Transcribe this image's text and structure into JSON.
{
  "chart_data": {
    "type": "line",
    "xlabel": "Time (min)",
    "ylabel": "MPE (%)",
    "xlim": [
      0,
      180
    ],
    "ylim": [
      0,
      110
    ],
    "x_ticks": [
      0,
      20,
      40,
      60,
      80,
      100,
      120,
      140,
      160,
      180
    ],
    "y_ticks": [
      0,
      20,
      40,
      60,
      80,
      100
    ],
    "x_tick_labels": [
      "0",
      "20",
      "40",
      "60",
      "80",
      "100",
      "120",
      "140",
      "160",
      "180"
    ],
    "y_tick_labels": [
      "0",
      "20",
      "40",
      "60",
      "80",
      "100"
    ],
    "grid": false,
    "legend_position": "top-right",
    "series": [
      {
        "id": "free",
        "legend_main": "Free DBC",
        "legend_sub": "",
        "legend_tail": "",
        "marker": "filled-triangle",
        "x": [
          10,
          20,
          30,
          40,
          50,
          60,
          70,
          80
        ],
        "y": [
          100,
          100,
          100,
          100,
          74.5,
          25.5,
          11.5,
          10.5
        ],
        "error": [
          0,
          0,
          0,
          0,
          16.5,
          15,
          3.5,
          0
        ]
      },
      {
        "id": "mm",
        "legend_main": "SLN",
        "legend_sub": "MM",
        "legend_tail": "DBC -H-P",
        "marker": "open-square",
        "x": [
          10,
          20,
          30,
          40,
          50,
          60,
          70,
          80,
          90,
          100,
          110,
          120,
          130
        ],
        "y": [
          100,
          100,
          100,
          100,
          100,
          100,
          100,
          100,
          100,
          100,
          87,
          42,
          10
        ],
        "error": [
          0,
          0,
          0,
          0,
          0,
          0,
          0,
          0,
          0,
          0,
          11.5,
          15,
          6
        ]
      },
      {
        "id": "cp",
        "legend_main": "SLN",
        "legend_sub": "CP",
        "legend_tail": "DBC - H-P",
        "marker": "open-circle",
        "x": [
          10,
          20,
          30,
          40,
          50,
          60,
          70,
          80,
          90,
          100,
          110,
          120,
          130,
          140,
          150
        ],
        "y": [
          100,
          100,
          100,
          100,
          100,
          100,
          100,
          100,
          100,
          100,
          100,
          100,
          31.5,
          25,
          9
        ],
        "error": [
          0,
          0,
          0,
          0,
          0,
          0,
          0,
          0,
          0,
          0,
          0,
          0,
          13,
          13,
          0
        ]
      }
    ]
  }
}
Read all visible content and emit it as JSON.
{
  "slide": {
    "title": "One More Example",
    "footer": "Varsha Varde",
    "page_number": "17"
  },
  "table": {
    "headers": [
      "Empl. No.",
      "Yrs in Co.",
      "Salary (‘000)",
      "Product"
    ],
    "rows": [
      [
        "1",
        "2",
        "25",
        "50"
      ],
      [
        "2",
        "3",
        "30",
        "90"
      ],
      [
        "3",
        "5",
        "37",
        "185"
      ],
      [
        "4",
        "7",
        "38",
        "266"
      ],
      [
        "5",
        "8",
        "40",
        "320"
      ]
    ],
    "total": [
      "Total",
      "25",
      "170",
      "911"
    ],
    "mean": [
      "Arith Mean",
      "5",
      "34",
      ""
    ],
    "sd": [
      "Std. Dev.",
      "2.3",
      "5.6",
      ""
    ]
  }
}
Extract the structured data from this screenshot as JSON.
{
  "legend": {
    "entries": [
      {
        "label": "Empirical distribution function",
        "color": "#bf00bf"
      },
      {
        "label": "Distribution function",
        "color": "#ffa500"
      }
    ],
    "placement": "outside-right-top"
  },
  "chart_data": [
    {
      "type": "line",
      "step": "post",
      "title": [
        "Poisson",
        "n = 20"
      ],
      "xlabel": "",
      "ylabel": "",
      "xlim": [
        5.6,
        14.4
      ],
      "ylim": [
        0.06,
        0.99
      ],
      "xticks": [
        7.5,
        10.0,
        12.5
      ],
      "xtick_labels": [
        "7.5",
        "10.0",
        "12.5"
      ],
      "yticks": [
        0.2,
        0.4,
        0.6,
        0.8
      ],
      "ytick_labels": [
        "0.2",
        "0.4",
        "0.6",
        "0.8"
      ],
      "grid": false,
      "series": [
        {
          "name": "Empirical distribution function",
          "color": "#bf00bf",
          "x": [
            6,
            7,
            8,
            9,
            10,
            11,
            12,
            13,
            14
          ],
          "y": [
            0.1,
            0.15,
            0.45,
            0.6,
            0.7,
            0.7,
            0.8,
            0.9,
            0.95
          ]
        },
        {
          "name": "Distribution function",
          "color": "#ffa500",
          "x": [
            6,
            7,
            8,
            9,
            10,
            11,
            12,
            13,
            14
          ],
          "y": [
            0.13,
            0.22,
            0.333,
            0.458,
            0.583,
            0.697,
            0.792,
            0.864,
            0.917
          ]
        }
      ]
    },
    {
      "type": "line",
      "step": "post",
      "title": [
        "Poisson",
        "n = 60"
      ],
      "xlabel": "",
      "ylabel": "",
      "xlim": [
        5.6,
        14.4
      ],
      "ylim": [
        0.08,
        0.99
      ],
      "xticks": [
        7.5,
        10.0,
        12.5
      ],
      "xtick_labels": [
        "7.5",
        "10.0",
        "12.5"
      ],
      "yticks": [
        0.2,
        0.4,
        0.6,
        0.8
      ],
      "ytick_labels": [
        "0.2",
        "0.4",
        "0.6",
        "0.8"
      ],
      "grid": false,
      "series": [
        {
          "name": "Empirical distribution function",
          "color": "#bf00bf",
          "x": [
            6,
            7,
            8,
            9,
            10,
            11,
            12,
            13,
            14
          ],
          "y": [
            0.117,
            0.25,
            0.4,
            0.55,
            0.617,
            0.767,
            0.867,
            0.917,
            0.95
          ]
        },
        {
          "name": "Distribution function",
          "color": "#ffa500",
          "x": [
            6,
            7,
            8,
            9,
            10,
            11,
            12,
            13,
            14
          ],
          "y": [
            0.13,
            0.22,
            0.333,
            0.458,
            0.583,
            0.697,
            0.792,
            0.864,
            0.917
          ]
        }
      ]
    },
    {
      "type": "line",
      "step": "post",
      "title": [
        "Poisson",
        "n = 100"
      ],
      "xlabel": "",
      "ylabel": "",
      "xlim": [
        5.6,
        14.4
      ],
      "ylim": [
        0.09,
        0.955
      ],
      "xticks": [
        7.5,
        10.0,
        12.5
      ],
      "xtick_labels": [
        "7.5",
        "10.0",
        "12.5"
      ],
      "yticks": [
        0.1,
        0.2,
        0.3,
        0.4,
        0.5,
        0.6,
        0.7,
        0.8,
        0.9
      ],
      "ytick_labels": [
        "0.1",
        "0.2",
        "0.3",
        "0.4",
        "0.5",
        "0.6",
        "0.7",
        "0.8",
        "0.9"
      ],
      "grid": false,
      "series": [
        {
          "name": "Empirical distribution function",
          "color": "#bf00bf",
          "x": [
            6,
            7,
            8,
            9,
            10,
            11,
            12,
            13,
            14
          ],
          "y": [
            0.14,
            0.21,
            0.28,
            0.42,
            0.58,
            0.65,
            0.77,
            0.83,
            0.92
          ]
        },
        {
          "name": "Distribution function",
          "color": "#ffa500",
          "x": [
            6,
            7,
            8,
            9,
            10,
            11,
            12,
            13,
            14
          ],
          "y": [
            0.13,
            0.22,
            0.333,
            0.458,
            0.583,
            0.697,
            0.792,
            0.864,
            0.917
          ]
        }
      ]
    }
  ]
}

(Stated goal) Copy down the whole of the data above, matching it exactly.

(Full solution)
Transcribe this image's text and structure into JSON.
{
  "chart_data": {
    "type": "line",
    "xlabel": "Time (min)",
    "ylabel": "MPE (%)",
    "xlim": [
      0,
      180
    ],
    "ylim": [
      0,
      110
    ],
    "x_ticks": [
      0,
      20,
      40,
      60,
      80,
      100,
      120,
      140,
      160,
      180
    ],
    "y_ticks": [
      0,
      20,
      40,
      60,
      80,
      100
    ],
    "x_tick_labels": [
      "0",
      "20",
      "40",
      "60",
      "80",
      "100",
      "120",
      "140",
      "160",
      "180"
    ],
    "y_tick_labels": [
      "0",
      "20",
      "40",
      "60",
      "80",
      "100"
    ],
    "grid": false,
    "legend_position": "top-right",
    "series": [
      {
        "id": "free",
        "legend_main": "Free DBC",
        "legend_sub": "",
        "legend_tail": "",
        "marker": "filled-triangle",
        "x": [
          10,
          20,
          30,
          40,
          50,
          60,
          70,
          80
        ],
        "y": [
          100,
          100,
          100,
          100,
          74.5,
          25.5,
          11.5,
          10.5
        ],
        "error": [
          0,
          0,
          0,
          0,
          16.5,
          15,
          3.5,
          0
        ]
      },
      {
        "id": "mm",
        "legend_main": "SLN",
        "legend_sub": "MM",
        "legend_tail": "DBC -H-P",
        "marker": "open-square",
        "x": [
          10,
          20,
          30,
          40,
          50,
          60,
          70,
          80,
          90,
          100,
          110,
          120,
          130
        ],
        "y": [
          100,
          100,
          100,
          100,
          100,
          100,
          100,
          100,
          100,
          100,
          87,
          42,
          10
        ],
        "error": [
          0,
          0,
          0,
          0,
          0,
          0,
          0,
          0,
          0,
          0,
          11.5,
          15,
          6
        ]
      },
      {
        "id": "cp",
        "legend_main": "SLN",
        "legend_sub": "CP",
        "legend_tail": "DBC - H-P",
        "marker": "open-circle",
        "x": [
          10,
          20,
          30,
          40,
          50,
          60,
          70,
          80,
          90,
          100,
          110,
          120,
          130,
          140,
          150
        ],
        "y": [
          100,
          100,
          100,
          100,
          100,
          100,
          100,
          100,
          100,
          100,
          100,
          100,
          31.5,
          25,
          9
        ],
        "error": [
          0,
          0,
          0,
          0,
          0,
          0,
          0,
          0,
          0,
          0,
          0,
          0,
          13,
          13,
          0
        ]
      }
    ]
  }
}
Read all visible content and emit it as JSON.
{
  "slide": {
    "title": "One More Example",
    "footer": "Varsha Varde",
    "page_number": "17"
  },
  "table": {
    "headers": [
      "Empl. No.",
      "Yrs in Co.",
      "Salary (‘000)",
      "Product"
    ],
    "rows": [
      [
        "1",
        "2",
        "25",
        "50"
      ],
      [
        "2",
        "3",
        "30",
        "90"
      ],
      [
        "3",
        "5",
        "37",
        "185"
      ],
      [
        "4",
        "7",
        "38",
        "266"
      ],
      [
        "5",
        "8",
        "40",
        "320"
      ]
    ],
    "total": [
      "Total",
      "25",
      "170",
      "911"
    ],
    "mean": [
      "Arith Mean",
      "5",
      "34",
      ""
    ],
    "sd": [
      "Std. Dev.",
      "2.3",
      "5.6",
      ""
    ]
  }
}
Extract the structured data from this screenshot as JSON.
{
  "legend": {
    "entries": [
      {
        "label": "Empirical distribution function",
        "color": "#bf00bf"
      },
      {
        "label": "Distribution function",
        "color": "#ffa500"
      }
    ],
    "placement": "outside-right-top"
  },
  "chart_data": [
    {
      "type": "line",
      "step": "post",
      "title": [
        "Poisson",
        "n = 20"
      ],
      "xlabel": "",
      "ylabel": "",
      "xlim": [
        5.6,
        14.4
      ],
      "ylim": [
        0.06,
        0.99
      ],
      "xticks": [
        7.5,
        10.0,
        12.5
      ],
      "xtick_labels": [
        "7.5",
        "10.0",
        "12.5"
      ],
      "yticks": [
        0.2,
        0.4,
        0.6,
        0.8
      ],
      "ytick_labels": [
        "0.2",
        "0.4",
        "0.6",
        "0.8"
      ],
      "grid": false,
      "series": [
        {
          "name": "Empirical distribution function",
          "color": "#bf00bf",
          "x": [
            6,
            7,
            8,
            9,
            10,
            11,
            12,
            13,
            14
          ],
          "y": [
            0.1,
            0.15,
            0.45,
            0.6,
            0.7,
            0.7,
            0.8,
            0.9,
            0.95
          ]
        },
        {
          "name": "Distribution function",
          "color": "#ffa500",
          "x": [
            6,
            7,
            8,
            9,
            10,
            11,
            12,
            13,
            14
          ],
          "y": [
            0.13,
            0.22,
            0.333,
            0.458,
            0.583,
            0.697,
            0.792,
            0.864,
            0.917
          ]
        }
      ]
    },
    {
      "type": "line",
      "step": "post",
      "title": [
        "Poisson",
        "n = 60"
      ],
      "xlabel": "",
      "ylabel": "",
      "xlim": [
        5.6,
        14.4
      ],
      "ylim": [
        0.08,
        0.99
      ],
      "xticks": [
        7.5,
        10.0,
        12.5
      ],
      "xtick_labels": [
        "7.5",
        "10.0",
        "12.5"
      ],
      "yticks": [
        0.2,
        0.4,
        0.6,
        0.8
      ],
      "ytick_labels": [
        "0.2",
        "0.4",
        "0.6",
        "0.8"
      ],
      "grid": false,
      "series": [
        {
          "name": "Empirical distribution function",
          "color": "#bf00bf",
          "x": [
            6,
            7,
            8,
            9,
            10,
            11,
            12,
            13,
            14
          ],
          "y": [
            0.117,
            0.25,
            0.4,
            0.55,
            0.617,
            0.767,
            0.867,
            0.917,
            0.95
          ]
        },
        {
          "name": "Distribution function",
          "color": "#ffa500",
          "x": [
            6,
            7,
            8,
            9,
            10,
            11,
            12,
            13,
            14
          ],
          "y": [
            0.13,
            0.22,
            0.333,
            0.458,
            0.583,
            0.697,
            0.792,
            0.864,
            0.917
          ]
        }
      ]
    },
    {
      "type": "line",
      "step": "post",
      "title": [
        "Poisson",
        "n = 100"
      ],
      "xlabel": "",
      "ylabel": "",
      "xlim": [
        5.6,
        14.4
      ],
      "ylim": [
        0.09,
        0.955
      ],
      "xticks": [
        7.5,
        10.0,
        12.5
      ],
      "xtick_labels": [
        "7.5",
        "10.0",
        "12.5"
      ],
      "yticks": [
        0.1,
        0.2,
        0.3,
        0.4,
        0.5,
        0.6,
        0.7,
        0.8,
        0.9
      ],
      "ytick_labels": [
        "0.1",
        "0.2",
        "0.3",
        "0.4",
        "0.5",
        "0.6",
        "0.7",
        "0.8",
        "0.9"
      ],
      "grid": false,
      "series": [
        {
          "name": "Empirical distribution function",
          "color": "#bf00bf",
          "x": [
            6,
            7,
            8,
            9,
            10,
            11,
            12,
            13,
            14
          ],
          "y": [
            0.14,
            0.21,
            0.28,
            0.42,
            0.58,
            0.65,
            0.77,
            0.83,
            0.92
          ]
        },
        {
          "name": "Distribution function",
          "color": "#ffa500",
          "x": [
            6,
            7,
            8,
            9,
            10,
            11,
            12,
            13,
            14
          ],
          "y": [
            0.13,
            0.22,
            0.333,
            0.458,
            0.583,
            0.697,
            0.792,
            0.864,
            0.917
          ]
        }
      ]
    }
  ]
}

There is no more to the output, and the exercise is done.